GOAL: Extract each record and reproduce it exactly.

──────── RECORDS FOR THE TASK ────────

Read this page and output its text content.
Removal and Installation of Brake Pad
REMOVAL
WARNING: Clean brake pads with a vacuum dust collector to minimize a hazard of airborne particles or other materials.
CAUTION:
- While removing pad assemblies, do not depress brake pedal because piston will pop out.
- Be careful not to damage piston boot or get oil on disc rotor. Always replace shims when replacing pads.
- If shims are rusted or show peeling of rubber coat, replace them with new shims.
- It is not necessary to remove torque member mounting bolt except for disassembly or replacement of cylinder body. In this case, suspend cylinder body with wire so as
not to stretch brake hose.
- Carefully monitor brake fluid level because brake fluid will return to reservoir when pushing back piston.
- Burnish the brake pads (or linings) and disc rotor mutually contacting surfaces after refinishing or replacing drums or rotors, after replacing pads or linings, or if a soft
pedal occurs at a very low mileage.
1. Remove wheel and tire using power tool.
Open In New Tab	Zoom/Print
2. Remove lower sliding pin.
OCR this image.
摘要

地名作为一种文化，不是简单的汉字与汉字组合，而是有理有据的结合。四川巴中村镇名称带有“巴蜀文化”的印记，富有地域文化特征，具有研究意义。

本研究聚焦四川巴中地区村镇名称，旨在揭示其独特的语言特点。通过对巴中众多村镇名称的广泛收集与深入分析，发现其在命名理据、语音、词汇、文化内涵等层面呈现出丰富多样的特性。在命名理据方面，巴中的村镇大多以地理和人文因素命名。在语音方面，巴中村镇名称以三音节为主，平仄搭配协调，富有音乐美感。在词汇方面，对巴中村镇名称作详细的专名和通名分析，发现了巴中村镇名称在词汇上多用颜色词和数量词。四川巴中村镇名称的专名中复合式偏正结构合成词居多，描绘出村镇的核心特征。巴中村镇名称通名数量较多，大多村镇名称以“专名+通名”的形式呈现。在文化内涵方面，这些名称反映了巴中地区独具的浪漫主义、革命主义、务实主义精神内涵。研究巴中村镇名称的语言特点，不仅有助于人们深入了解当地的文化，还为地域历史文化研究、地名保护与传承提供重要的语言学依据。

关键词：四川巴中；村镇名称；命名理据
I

────────

THE RESPONSE:
Read this page and output its text content.
Removal and Installation of Brake Pad
REMOVAL
WARNING: Clean brake pads with a vacuum dust collector to minimize a hazard of airborne particles or other materials.
CAUTION:
- While removing pad assemblies, do not depress brake pedal because piston will pop out.
- Be careful not to damage piston boot or get oil on disc rotor. Always replace shims when replacing pads.
- If shims are rusted or show peeling of rubber coat, replace them with new shims.
- It is not necessary to remove torque member mounting bolt except for disassembly or replacement of cylinder body. In this case, suspend cylinder body with wire so as
not to stretch brake hose.
- Carefully monitor brake fluid level because brake fluid will return to reservoir when pushing back piston.
- Burnish the brake pads (or linings) and disc rotor mutually contacting surfaces after refinishing or replacing drums or rotors, after replacing pads or linings, or if a soft
pedal occurs at a very low mileage.
1. Remove wheel and tire using power tool.
Open In New Tab	Zoom/Print
2. Remove lower sliding pin.
OCR this image.
摘要

地名作为一种文化，不是简单的汉字与汉字组合，而是有理有据的结合。四川巴中村镇名称带有“巴蜀文化”的印记，富有地域文化特征，具有研究意义。

本研究聚焦四川巴中地区村镇名称，旨在揭示其独特的语言特点。通过对巴中众多村镇名称的广泛收集与深入分析，发现其在命名理据、语音、词汇、文化内涵等层面呈现出丰富多样的特性。在命名理据方面，巴中的村镇大多以地理和人文因素命名。在语音方面，巴中村镇名称以三音节为主，平仄搭配协调，富有音乐美感。在词汇方面，对巴中村镇名称作详细的专名和通名分析，发现了巴中村镇名称在词汇上多用颜色词和数量词。四川巴中村镇名称的专名中复合式偏正结构合成词居多，描绘出村镇的核心特征。巴中村镇名称通名数量较多，大多村镇名称以“专名+通名”的形式呈现。在文化内涵方面，这些名称反映了巴中地区独具的浪漫主义、革命主义、务实主义精神内涵。研究巴中村镇名称的语言特点，不仅有助于人们深入了解当地的文化，还为地域历史文化研究、地名保护与传承提供重要的语言学依据。

关键词：四川巴中；村镇名称；命名理据
I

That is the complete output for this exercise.